### YOUR OBJECTIVE
Retype the complete listing exactly as it appears.

** START OF SUPPLIED MATERIAL **

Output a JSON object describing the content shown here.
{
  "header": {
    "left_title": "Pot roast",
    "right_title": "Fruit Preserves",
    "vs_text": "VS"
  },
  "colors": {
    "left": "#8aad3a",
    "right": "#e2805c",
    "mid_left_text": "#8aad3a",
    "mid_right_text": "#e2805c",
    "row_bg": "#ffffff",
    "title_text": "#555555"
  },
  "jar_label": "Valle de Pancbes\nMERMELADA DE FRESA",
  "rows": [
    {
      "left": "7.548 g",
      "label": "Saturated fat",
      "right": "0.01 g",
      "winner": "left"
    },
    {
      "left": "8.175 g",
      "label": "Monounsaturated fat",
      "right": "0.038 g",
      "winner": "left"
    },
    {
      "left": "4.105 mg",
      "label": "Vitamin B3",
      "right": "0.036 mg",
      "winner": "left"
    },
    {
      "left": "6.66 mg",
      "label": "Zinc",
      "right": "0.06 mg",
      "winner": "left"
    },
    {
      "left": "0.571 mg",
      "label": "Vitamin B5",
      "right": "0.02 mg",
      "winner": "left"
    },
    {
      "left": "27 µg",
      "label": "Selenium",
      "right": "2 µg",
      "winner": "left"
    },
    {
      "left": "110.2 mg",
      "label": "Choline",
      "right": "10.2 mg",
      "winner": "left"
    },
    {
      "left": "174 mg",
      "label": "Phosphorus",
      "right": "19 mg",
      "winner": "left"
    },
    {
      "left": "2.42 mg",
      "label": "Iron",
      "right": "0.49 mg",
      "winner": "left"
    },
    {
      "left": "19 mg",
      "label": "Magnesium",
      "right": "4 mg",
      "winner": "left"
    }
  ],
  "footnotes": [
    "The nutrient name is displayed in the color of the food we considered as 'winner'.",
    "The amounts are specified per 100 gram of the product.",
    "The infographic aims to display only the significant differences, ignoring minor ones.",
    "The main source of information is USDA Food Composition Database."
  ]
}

** END OF SUPPLIED MATERIAL **

### TASK OUTPUT
Output a JSON object describing the content shown here.
{
  "header": {
    "left_title": "Pot roast",
    "right_title": "Fruit Preserves",
    "vs_text": "VS"
  },
  "colors": {
    "left": "#8aad3a",
    "right": "#e2805c",
    "mid_left_text": "#8aad3a",
    "mid_right_text": "#e2805c",
    "row_bg": "#ffffff",
    "title_text": "#555555"
  },
  "jar_label": "Valle de Pancbes\nMERMELADA DE FRESA",
  "rows": [
    {
      "left": "7.548 g",
      "label": "Saturated fat",
      "right": "0.01 g",
      "winner": "left"
    },
    {
      "left": "8.175 g",
      "label": "Monounsaturated fat",
      "right": "0.038 g",
      "winner": "left"
    },
    {
      "left": "4.105 mg",
      "label": "Vitamin B3",
      "right": "0.036 mg",
      "winner": "left"
    },
    {
      "left": "6.66 mg",
      "label": "Zinc",
      "right": "0.06 mg",
      "winner": "left"
    },
    {
      "left": "0.571 mg",
      "label": "Vitamin B5",
      "right": "0.02 mg",
      "winner": "left"
    },
    {
      "left": "27 µg",
      "label": "Selenium",
      "right": "2 µg",
      "winner": "left"
    },
    {
      "left": "110.2 mg",
      "label": "Choline",
      "right": "10.2 mg",
      "winner": "left"
    },
    {
      "left": "174 mg",
      "label": "Phosphorus",
      "right": "19 mg",
      "winner": "left"
    },
    {
      "left": "2.42 mg",
      "label": "Iron",
      "right": "0.49 mg",
      "winner": "left"
    },
    {
      "left": "19 mg",
      "label": "Magnesium",
      "right": "4 mg",
      "winner": "left"
    }
  ],
  "footnotes": [
    "The nutrient name is displayed in the color of the food we considered as 'winner'.",
    "The amounts are specified per 100 gram of the product.",
    "The infographic aims to display only the significant differences, ignoring minor ones.",
    "The main source of information is USDA Food Composition Database."
  ]
}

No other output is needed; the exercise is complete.